» Data supplied
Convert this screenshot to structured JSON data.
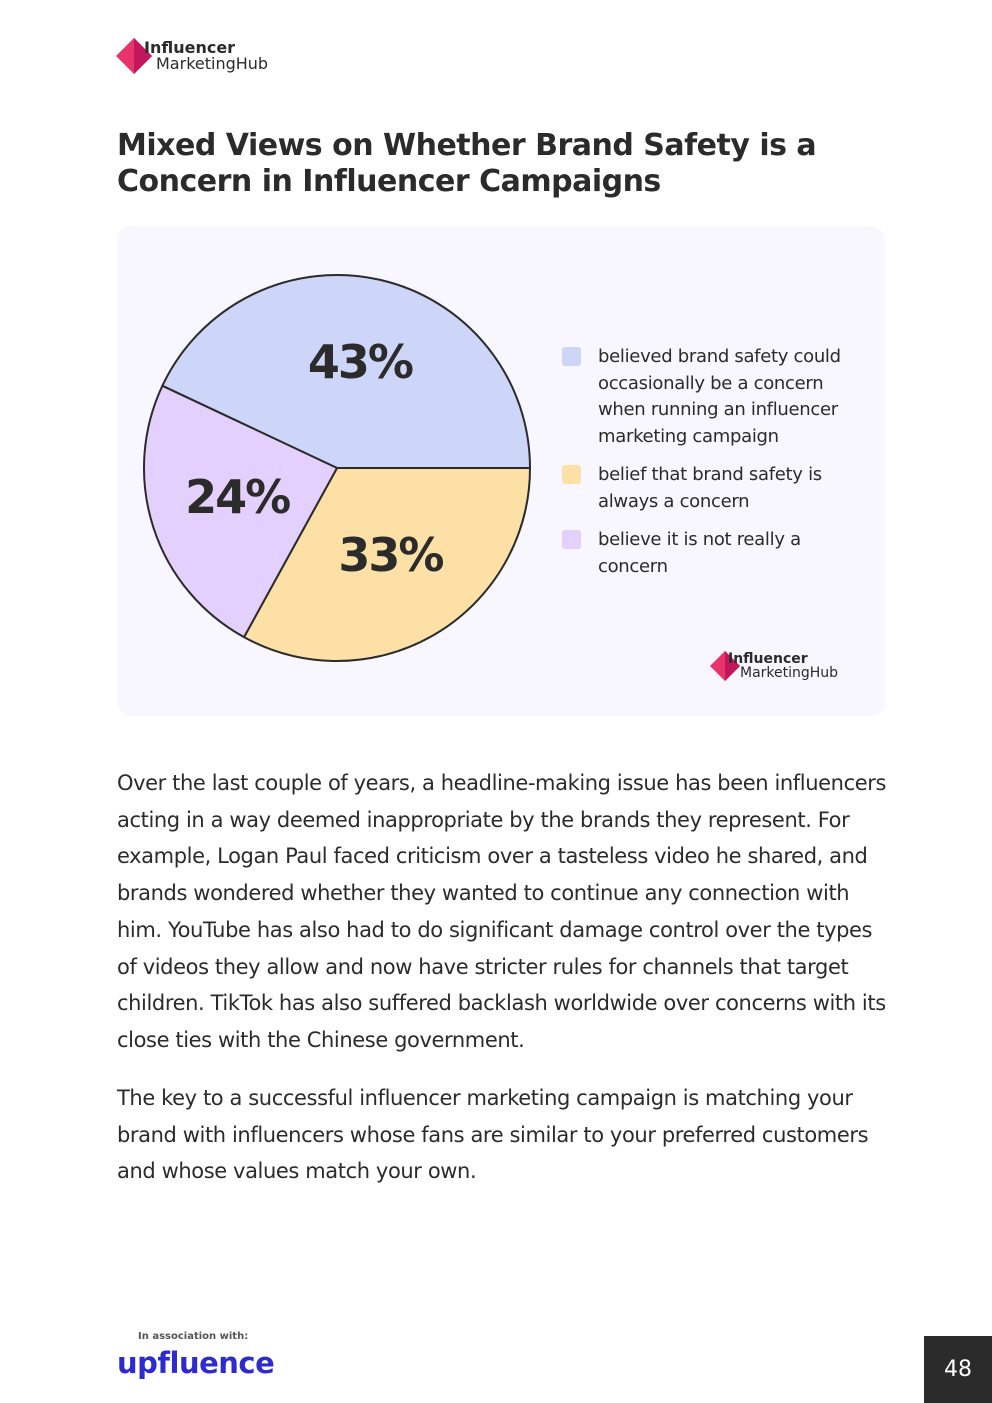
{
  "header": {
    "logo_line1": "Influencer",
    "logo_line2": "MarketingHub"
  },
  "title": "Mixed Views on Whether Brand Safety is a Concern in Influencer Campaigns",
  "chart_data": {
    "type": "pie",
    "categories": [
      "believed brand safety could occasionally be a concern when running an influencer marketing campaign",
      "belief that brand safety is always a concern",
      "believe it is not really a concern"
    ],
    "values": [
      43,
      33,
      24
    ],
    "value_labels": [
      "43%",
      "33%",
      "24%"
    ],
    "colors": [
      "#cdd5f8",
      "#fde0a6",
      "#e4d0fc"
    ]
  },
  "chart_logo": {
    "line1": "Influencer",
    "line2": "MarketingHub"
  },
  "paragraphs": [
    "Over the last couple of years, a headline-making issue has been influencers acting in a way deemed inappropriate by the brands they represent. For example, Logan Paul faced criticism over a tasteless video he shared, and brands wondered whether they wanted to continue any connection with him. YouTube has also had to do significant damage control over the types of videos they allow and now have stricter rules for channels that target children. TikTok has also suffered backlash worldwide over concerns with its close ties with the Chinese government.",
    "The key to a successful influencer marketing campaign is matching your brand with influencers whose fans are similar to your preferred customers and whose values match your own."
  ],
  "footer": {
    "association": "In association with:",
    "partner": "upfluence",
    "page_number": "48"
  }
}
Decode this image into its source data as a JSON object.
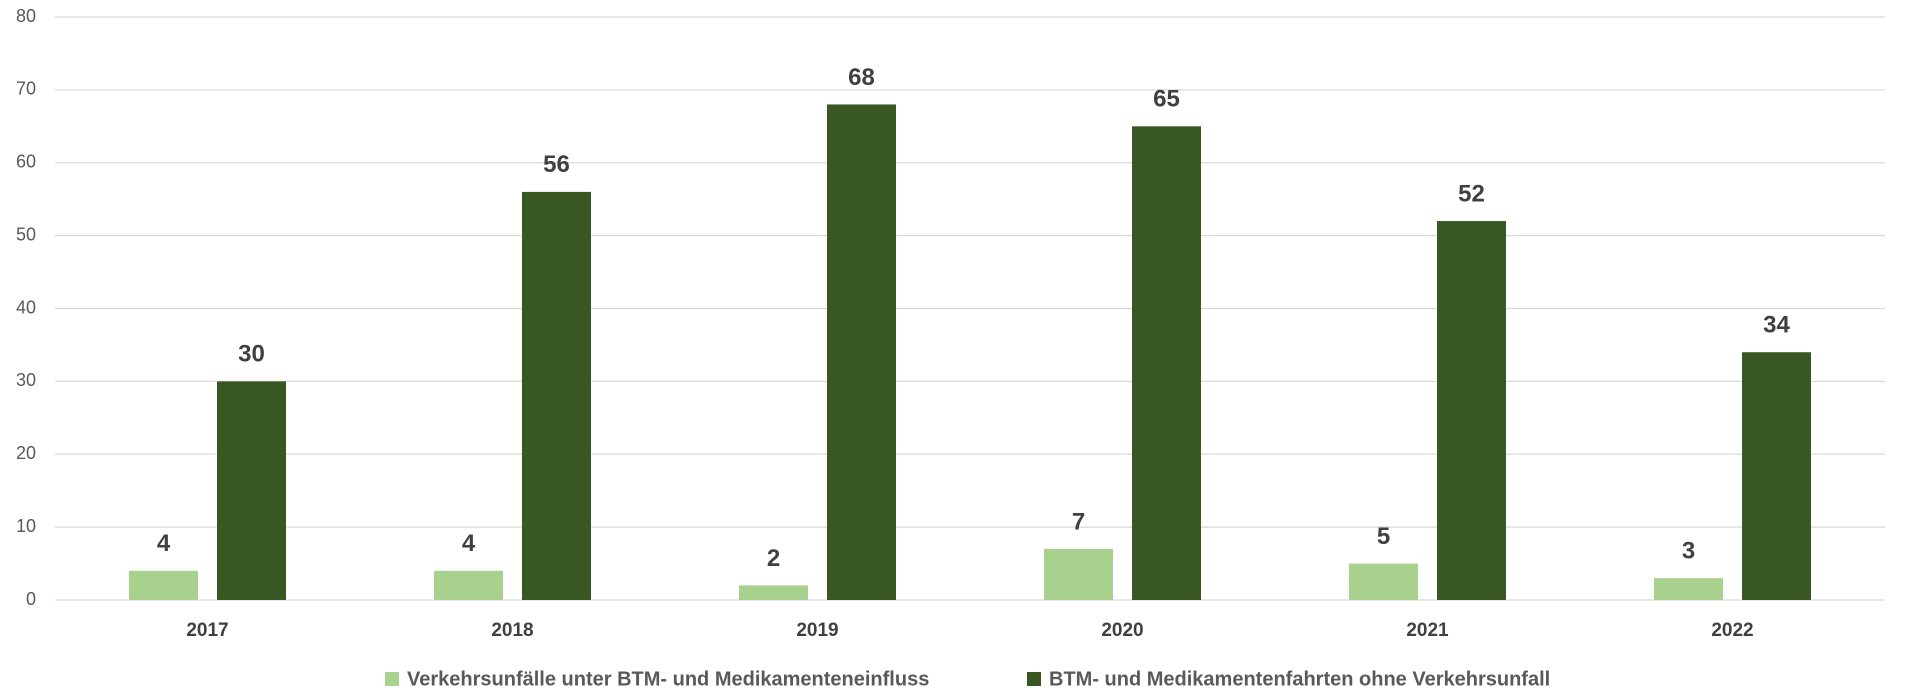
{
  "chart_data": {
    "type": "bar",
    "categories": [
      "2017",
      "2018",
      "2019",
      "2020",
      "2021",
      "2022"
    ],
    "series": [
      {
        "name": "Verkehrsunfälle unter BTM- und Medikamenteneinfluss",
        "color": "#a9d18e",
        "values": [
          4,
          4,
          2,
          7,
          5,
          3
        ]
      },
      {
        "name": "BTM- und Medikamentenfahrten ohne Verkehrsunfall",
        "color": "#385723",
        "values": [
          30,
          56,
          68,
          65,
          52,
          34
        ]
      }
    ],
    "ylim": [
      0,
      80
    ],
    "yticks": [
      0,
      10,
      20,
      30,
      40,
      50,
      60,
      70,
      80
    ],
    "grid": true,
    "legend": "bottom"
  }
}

==

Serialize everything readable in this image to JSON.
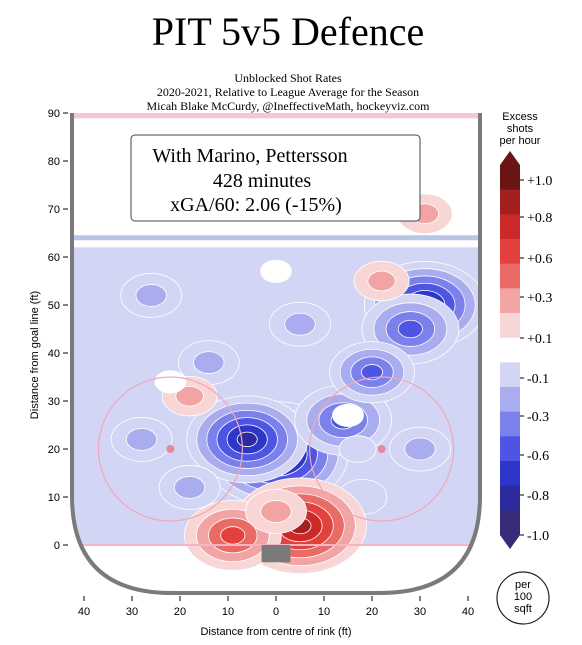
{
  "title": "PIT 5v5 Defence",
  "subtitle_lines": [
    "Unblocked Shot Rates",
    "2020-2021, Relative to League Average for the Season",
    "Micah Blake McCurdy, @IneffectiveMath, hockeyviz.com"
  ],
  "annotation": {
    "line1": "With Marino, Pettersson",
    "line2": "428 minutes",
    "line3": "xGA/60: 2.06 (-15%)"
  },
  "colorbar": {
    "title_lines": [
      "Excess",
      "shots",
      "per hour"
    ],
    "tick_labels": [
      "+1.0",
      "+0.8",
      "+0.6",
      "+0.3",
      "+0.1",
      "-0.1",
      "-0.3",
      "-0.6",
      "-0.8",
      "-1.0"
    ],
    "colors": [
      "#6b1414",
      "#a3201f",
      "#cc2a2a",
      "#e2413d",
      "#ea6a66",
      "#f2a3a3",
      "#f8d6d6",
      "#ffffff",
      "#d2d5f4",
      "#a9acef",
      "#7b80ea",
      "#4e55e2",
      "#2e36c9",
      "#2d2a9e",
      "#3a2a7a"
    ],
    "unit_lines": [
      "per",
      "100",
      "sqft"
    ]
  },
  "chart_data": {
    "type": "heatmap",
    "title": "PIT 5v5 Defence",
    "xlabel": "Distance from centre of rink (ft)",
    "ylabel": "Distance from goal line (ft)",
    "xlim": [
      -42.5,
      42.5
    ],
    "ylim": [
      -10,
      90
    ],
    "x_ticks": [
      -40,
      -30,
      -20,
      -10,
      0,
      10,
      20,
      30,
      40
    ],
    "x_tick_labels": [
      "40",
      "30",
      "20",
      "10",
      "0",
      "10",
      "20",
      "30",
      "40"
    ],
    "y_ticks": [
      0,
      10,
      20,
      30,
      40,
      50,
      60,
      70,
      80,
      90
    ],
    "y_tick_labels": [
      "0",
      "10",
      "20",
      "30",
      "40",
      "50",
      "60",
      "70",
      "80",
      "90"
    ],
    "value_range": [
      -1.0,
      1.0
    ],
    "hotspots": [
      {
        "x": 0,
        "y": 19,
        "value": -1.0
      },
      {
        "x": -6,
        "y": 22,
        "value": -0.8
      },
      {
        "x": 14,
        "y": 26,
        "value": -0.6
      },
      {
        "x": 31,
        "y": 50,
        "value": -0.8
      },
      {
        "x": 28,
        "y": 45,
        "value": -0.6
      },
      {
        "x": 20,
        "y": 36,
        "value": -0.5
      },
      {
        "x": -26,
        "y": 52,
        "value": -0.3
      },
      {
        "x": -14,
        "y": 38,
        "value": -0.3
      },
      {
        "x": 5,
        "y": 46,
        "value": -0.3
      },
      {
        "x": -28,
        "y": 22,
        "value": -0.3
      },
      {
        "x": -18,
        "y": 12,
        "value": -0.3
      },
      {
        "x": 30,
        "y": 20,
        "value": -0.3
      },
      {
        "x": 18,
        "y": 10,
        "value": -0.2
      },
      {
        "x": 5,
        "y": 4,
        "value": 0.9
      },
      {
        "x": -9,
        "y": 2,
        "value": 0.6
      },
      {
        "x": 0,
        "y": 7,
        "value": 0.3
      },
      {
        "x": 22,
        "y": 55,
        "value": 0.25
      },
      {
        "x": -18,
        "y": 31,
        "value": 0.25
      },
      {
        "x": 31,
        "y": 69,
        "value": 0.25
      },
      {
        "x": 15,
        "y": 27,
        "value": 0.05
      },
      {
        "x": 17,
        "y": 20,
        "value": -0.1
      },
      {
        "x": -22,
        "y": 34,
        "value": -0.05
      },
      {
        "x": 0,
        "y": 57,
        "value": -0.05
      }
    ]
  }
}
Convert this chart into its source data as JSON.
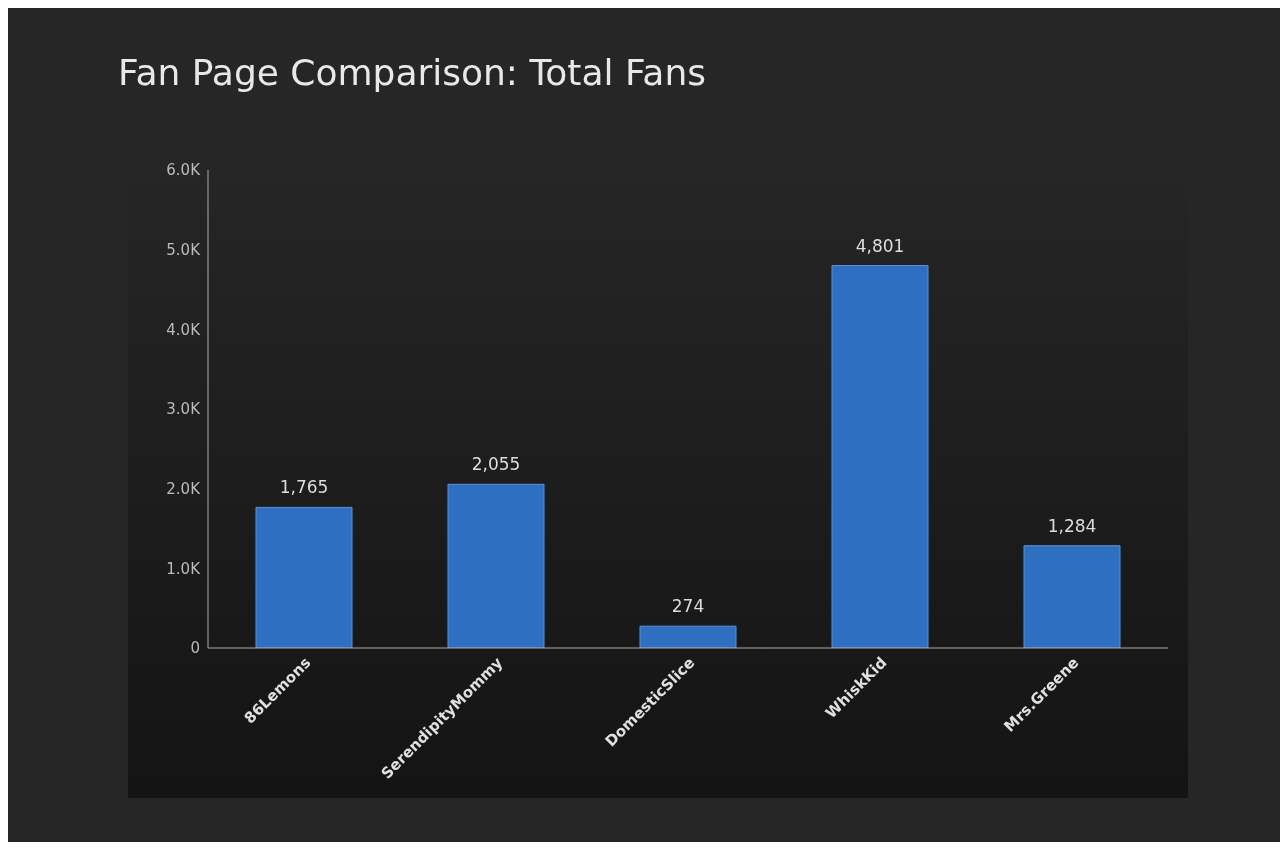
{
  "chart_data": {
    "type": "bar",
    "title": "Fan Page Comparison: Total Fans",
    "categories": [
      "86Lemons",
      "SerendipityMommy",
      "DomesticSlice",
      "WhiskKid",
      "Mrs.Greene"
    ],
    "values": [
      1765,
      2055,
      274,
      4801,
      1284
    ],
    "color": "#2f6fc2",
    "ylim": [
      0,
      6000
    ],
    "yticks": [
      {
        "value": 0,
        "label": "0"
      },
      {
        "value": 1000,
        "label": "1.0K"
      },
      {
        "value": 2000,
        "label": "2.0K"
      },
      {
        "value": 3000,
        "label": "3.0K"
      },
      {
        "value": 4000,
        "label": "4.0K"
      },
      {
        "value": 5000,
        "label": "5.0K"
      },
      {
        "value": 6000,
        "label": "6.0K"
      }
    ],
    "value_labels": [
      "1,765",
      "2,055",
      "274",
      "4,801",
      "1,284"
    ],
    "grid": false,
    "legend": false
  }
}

...

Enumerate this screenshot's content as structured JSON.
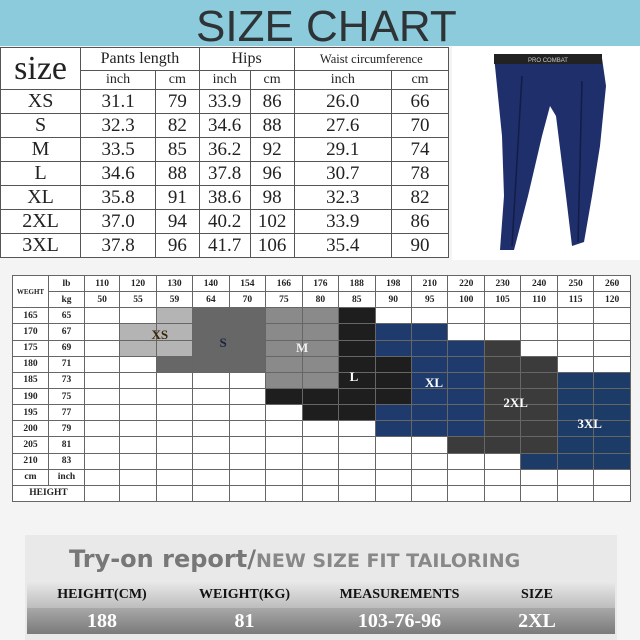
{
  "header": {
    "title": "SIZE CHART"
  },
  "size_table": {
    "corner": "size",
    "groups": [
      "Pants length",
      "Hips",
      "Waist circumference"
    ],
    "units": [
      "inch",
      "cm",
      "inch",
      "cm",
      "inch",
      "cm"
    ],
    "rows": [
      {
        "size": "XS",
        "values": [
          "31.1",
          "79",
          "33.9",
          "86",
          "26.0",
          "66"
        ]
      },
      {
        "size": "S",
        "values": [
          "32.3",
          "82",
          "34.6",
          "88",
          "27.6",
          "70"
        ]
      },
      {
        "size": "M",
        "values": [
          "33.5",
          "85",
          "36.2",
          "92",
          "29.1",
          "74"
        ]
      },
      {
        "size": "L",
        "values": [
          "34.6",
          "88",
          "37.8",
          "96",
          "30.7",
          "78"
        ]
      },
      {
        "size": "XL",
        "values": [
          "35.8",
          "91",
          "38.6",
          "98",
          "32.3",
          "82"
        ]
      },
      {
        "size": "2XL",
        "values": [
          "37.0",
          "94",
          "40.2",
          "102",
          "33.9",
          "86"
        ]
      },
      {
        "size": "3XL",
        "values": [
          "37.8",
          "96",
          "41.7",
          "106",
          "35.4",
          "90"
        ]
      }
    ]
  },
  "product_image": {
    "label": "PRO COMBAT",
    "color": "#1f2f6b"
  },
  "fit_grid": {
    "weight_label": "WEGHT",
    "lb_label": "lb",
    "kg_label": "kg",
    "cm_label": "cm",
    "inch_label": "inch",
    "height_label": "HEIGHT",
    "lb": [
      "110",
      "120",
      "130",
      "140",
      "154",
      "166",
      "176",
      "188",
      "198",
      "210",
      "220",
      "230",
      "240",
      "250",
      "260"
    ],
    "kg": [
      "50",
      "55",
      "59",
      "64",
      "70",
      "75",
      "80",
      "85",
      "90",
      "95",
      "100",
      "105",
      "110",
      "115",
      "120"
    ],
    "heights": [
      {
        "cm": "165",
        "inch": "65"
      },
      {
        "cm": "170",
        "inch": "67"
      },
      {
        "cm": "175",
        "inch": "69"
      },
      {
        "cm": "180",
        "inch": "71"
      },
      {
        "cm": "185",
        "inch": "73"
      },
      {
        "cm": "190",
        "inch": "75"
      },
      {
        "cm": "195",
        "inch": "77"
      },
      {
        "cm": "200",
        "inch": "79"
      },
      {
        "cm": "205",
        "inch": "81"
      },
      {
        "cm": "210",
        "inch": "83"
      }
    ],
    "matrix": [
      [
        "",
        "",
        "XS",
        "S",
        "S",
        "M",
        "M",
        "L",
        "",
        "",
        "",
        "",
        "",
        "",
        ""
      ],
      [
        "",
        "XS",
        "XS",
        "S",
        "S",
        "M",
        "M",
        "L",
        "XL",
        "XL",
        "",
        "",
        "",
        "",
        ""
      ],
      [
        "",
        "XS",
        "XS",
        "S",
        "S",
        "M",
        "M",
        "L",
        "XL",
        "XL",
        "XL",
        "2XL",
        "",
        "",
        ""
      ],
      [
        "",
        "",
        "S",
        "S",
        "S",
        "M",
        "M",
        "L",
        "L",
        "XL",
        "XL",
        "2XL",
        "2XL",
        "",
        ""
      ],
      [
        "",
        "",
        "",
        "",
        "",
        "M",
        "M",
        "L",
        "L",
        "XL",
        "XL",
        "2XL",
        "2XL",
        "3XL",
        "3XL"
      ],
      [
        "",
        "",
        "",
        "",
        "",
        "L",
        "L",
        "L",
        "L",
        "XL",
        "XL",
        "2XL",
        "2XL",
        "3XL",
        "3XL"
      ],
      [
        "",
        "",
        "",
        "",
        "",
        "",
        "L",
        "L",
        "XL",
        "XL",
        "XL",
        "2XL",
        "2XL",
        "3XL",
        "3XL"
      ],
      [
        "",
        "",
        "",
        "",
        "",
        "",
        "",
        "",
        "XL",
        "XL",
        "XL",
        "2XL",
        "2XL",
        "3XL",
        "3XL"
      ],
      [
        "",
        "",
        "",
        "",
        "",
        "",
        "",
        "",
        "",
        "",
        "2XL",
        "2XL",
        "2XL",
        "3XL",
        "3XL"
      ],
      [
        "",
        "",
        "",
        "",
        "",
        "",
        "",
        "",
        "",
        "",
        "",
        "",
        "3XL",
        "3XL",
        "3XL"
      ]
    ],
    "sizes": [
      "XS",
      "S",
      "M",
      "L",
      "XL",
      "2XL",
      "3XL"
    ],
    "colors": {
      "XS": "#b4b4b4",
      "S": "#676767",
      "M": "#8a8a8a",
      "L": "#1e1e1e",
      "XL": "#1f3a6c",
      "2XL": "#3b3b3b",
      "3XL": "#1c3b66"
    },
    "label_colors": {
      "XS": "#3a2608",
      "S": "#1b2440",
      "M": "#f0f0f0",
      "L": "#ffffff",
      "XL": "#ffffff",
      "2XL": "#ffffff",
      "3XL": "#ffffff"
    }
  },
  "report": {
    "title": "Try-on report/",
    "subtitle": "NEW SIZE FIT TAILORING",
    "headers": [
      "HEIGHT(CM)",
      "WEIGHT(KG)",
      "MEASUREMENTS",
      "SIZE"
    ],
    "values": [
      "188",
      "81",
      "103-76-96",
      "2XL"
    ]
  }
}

» Short exercise
Review the material and copy each line in which the word "this" appears.

» Answer to the exercise
Convert this screenshot to structured JSON data.
Decode this image into its source data as a JSON object.
Serialize everything readable in this image to JSON.
Convert this chart into its source data as JSON.
Enumerate this screenshot's content as structured JSON.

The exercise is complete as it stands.